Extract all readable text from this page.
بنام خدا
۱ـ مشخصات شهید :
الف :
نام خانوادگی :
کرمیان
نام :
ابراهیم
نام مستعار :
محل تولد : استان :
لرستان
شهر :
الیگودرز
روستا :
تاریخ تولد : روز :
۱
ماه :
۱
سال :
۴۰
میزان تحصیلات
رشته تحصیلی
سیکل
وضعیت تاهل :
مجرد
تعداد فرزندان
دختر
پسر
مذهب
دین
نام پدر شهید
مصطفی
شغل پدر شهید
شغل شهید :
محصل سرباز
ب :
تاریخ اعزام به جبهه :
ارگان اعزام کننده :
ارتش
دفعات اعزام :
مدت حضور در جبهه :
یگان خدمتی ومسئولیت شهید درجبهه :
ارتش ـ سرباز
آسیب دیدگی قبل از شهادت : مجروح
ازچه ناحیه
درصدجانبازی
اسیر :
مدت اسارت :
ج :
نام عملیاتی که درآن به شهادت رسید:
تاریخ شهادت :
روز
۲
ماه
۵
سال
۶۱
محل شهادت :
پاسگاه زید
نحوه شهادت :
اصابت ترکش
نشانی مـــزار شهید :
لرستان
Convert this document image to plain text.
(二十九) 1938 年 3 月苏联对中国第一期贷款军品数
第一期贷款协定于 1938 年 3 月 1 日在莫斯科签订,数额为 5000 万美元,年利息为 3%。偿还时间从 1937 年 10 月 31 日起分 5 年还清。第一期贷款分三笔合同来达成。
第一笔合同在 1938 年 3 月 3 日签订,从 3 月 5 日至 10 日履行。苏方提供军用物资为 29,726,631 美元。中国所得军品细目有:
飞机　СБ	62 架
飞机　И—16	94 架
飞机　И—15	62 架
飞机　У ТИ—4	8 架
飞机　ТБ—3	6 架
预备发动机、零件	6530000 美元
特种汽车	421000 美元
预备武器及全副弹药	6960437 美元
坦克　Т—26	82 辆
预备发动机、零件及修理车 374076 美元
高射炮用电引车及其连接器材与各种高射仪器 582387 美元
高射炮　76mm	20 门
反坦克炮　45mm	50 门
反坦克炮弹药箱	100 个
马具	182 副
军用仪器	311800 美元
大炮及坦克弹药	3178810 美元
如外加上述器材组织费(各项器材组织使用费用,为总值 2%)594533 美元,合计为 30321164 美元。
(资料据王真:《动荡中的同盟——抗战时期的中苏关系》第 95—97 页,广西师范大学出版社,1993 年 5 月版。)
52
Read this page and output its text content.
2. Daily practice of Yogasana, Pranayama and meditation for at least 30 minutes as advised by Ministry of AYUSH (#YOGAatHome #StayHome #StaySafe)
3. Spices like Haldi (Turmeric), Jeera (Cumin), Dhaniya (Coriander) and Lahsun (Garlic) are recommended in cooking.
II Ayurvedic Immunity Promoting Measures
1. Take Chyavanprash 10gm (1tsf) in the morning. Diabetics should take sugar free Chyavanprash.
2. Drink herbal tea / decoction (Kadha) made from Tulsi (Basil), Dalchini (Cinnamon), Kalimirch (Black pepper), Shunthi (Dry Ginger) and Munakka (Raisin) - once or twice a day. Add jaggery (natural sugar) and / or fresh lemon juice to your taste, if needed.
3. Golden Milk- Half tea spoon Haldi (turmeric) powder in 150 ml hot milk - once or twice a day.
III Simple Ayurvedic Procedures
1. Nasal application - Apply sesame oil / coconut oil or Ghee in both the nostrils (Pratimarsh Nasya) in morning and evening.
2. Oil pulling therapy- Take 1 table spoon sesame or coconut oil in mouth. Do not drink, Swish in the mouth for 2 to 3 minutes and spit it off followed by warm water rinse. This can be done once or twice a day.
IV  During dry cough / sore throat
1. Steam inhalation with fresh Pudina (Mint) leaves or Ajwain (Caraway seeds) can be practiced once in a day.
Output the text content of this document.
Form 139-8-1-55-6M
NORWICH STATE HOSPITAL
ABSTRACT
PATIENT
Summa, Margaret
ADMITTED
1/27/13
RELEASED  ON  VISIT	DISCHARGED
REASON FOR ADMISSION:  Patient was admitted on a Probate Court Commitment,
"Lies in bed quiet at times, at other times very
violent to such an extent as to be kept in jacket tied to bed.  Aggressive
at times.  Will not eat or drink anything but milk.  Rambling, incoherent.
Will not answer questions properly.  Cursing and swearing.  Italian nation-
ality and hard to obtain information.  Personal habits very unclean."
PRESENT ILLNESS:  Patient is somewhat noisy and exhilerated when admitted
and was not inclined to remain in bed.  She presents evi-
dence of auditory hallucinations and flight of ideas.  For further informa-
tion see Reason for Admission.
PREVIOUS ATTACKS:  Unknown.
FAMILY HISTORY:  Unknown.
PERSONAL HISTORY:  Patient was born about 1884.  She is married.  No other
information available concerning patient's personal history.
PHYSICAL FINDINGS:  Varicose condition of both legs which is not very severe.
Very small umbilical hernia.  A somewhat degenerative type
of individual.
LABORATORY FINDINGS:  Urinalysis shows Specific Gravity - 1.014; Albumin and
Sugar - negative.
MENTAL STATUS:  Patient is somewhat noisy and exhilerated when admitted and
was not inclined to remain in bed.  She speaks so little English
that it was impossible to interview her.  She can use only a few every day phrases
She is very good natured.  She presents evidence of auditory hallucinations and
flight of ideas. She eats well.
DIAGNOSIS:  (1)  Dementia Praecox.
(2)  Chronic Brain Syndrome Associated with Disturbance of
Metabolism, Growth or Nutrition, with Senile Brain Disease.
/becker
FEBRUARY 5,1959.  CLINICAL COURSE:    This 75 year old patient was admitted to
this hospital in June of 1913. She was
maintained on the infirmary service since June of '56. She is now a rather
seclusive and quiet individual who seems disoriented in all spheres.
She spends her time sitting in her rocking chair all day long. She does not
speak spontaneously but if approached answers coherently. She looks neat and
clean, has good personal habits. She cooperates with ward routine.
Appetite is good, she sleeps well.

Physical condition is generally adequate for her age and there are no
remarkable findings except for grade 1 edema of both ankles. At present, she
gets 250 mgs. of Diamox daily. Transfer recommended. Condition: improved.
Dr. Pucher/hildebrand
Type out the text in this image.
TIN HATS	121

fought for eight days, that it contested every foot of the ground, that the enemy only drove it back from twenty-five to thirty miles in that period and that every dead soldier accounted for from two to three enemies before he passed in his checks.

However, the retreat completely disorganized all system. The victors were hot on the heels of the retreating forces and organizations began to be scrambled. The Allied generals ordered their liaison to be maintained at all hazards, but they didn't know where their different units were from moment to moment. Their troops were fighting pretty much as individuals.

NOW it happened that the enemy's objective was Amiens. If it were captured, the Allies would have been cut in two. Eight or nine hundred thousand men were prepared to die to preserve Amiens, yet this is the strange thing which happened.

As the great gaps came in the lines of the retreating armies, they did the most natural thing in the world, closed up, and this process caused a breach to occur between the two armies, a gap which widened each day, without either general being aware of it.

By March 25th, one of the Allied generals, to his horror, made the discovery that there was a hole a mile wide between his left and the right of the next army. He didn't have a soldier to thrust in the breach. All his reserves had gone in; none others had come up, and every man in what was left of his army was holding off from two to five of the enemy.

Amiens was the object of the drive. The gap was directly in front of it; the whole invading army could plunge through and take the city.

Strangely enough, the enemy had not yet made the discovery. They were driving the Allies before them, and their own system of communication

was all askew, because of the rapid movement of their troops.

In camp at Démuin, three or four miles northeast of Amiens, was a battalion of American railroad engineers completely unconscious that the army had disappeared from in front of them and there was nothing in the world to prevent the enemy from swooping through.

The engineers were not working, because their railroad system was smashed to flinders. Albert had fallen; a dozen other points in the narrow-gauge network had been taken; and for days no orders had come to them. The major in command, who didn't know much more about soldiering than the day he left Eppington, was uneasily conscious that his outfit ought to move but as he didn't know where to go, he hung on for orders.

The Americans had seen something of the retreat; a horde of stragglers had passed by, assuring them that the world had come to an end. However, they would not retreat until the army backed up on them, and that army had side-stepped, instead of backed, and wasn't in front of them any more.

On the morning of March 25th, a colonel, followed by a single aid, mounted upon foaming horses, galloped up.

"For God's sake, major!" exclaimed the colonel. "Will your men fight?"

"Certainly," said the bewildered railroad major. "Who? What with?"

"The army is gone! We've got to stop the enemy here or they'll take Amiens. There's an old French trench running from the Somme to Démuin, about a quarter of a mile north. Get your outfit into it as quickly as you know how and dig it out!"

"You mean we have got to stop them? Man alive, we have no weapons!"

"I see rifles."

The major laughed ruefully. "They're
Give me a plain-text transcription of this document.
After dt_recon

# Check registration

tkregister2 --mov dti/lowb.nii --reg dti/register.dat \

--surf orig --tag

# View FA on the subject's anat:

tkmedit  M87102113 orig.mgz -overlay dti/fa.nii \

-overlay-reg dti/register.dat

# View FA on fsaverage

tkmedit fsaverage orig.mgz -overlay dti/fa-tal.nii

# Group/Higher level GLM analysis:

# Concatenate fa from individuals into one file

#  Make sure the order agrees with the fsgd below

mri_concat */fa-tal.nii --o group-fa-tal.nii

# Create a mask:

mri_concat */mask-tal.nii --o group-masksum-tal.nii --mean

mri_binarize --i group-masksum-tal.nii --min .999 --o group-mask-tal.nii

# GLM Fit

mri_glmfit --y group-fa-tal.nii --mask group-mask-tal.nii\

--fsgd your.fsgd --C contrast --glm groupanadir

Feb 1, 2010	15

-------

Look over the material above and show each line where "masksum" appears.

§ **FULL ANSWER**
mri_concat */mask-tal.nii --o group-masksum-tal.nii --mean
mri_binarize --i group-masksum-tal.nii --min .999 --o group-mask-tal.nii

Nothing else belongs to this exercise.